PAGE EXTRACT:
▼
LaFace v. Ralphs Grocery Co.

Ralphs Grocery Company employed Jill LaFace as a cashier.   She brought a PAGA action against Ralphs on behalf of herself and other current and former Ralphs cashiers, alleging Ralphs violated an IWC wage order requiring the company to provide suitable seating when the nature of the work reasonably permitted the use of seats, or, for a job where standing was required, to provide seating for employees to use when their use did not interfere with their duties.

The trial court set a jury trial but later granted Ralphs’s motion for a bench trial after finding PAGA actions are equitable in nature and are therefore not triable to a jury.   After a bench trial the trial court found Ralphs had not violated the wage order because the evidence showed even when cashiers were not functioning in their primary roles as cashiers, they were required to move about the store fulfilling other tasks.   LaFace appealed the judgment, contending she was entitled to a jury trial on her PAGA claim.

On appeal, LaFace and Ralphs agreed that PAGA itself does not confer a right to a jury trial, so the Court of Appeal limited its inquiry to whether the California Constitution’s guarantee of a right to a jury trial applies to PAGA actions.   Surveying the line of cases examining the reach of the state constitutional right to a jury trial, the Court of Appeal determined the issue turned on whether a PAGA action is of “like nature” or “of the same class as a pre-1850 common law right of action” that the constitutional provision was designed to protect.

Examining the nature of a PAGA action, the Court of Appeal concluded there is no right to a jury trial in PAGA actions for four reasons.  First, notwithstanding the fact that a PAGA action’s designated forum is the trial courts which technically makes it a civil action, PAGA plaintiffs act as mere proxies for the state, bringing on behalf of the state what would otherwise be an administrative regulatory enforcement action.   Second, PAGA’s penalty provisions are subject to a variety of equitable factors that call for a qualitative evaluation and the weighing of a variety of factors that is typically undertaken by a court, not a jury.   Third, the Labor Code proscribes a wide range of conduct that was unknown at common law, including suitable seating requirements among others.   Fourth, although the penalty assessment portion of a PAGA action could be severed from the liability portion, with a jury deciding liability and the court deciding penalties, as noted above many PAGA violations are based on newly created rights that did not exist at common law, with the result that a PAGA action typically does not have a pre-1850 analog that would call for the right to a jury trial under the California Constitution.

After addressing the constitutional issue, the Court of Appeal next turned to the merits of LaFace’s suitable seating claim.  On appeal, LaFace did not argue the nature of her cashier duties reasonably permitted the use of seats; her appeal was limited to her contention that she was entitled to a seat during the brief periods of time when she was on the clock but not checking out customers.  LaFace and Ralphs generally agreed the evidence, including the testimony of longtime cashiers and expert witnesses, showed that when cashiers were not checking out customers, Ralphs expected them to be performing other tasks that required standing, to include cleaning, restocking, and looking for customers ready to check out.
▲
INFORMATION SUPPLIED:
▼
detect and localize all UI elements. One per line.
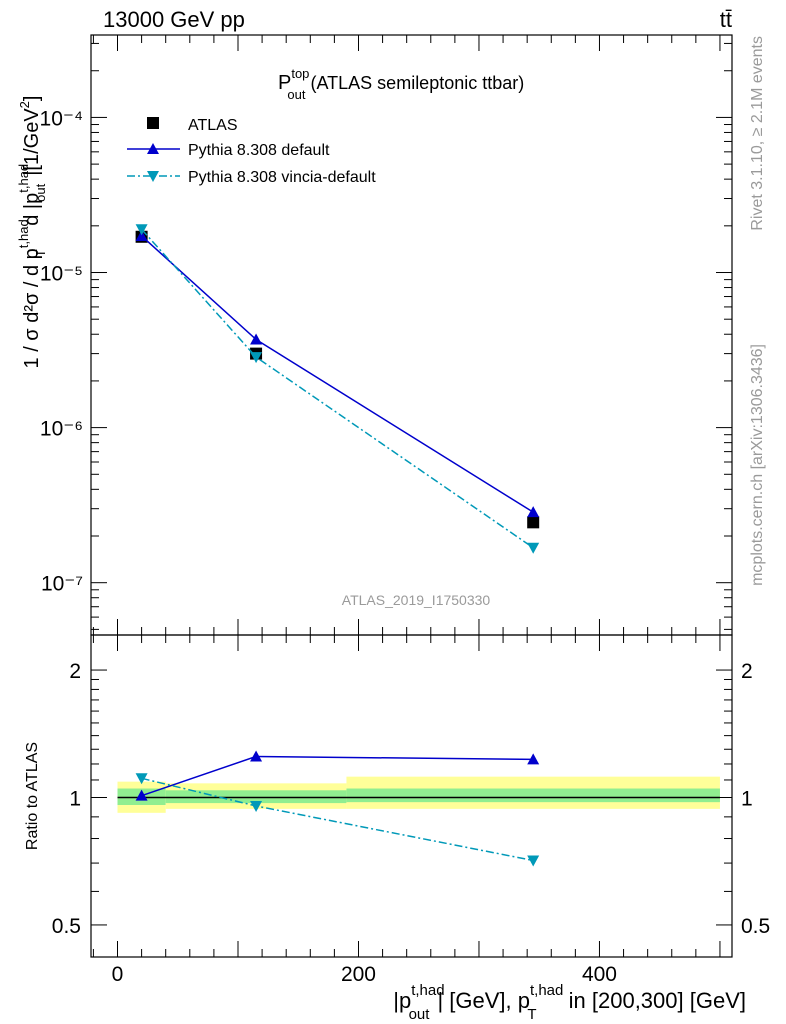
▲
WRITTEN TASK A:
In the case summary on LaFace v. Ralphs Grocery Co., translate this sentence into Spanish: "LaFace appealed the judgment, contending she was entitled to a jury trial on her PAGA claim."
WRITTEN TASK B:
Reproduce word for word the part of the LaFace v. Ralphs Grocery Co. case summary that begins at the words "On appeal, LaFace and" and stops after "designed to protect.".

COMPLETE RESPONSE A:
LaFace apeló la sentencia, alegando que tenía derecho a un juicio con jurado en su demanda bajo la PAGA.

COMPLETE RESPONSE B:
On appeal, LaFace and Ralphs agreed that PAGA itself does not confer a right to a jury trial, so the Court of Appeal limited its inquiry to whether the California Constitution’s guarantee of a right to a jury trial applies to PAGA actions.   Surveying the line of cases examining the reach of the state constitutional right to a jury trial, the Court of Appeal determined the issue turned on whether a PAGA action is of “like nature” or “of the same class as a pre-1850 common law right of action” that the constitutional provision was designed to protect.